→ Problem to solve:
Each line containing the word "color" needs to be copied.

Data records:
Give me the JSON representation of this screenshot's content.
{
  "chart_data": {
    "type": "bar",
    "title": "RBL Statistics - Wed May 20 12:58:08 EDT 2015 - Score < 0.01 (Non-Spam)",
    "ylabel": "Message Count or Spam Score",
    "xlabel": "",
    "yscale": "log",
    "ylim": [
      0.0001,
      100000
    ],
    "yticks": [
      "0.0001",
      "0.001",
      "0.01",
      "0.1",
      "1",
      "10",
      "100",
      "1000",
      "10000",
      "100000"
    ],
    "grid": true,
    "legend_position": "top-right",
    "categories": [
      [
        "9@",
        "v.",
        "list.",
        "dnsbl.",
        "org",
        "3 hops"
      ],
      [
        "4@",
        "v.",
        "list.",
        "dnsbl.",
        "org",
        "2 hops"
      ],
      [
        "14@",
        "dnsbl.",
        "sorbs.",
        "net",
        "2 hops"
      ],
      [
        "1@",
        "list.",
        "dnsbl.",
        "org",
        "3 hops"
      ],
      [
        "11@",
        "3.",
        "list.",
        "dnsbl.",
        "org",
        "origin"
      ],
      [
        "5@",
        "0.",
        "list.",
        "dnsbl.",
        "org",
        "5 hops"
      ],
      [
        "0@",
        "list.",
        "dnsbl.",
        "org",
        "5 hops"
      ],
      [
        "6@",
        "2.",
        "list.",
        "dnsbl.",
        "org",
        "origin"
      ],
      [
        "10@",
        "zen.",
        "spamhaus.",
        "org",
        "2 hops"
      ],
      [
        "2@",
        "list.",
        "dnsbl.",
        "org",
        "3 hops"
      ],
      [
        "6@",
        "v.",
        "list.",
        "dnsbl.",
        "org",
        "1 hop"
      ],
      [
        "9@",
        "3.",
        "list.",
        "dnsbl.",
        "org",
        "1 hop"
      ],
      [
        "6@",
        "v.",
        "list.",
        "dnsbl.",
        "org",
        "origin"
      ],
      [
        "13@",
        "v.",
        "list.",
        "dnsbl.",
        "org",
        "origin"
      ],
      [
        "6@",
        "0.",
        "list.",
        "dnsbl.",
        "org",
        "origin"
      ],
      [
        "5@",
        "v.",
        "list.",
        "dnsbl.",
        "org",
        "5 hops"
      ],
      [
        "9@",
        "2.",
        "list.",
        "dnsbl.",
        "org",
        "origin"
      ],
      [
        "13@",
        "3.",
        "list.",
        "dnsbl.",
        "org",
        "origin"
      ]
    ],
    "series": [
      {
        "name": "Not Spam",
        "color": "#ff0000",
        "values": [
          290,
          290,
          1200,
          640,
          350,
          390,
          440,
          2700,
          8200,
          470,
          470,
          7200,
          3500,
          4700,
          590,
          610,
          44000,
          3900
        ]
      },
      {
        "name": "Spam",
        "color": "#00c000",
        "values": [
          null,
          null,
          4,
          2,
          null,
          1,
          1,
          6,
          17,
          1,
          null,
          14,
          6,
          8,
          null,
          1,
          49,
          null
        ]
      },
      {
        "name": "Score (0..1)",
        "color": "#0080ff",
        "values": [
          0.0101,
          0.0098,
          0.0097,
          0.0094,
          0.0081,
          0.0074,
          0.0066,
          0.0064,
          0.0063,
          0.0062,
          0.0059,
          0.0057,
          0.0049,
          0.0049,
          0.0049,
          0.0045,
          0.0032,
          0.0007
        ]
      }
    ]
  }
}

→ Full response:
        "color": "#ff0000",
        "color": "#00c000",
        "color": "#0080ff",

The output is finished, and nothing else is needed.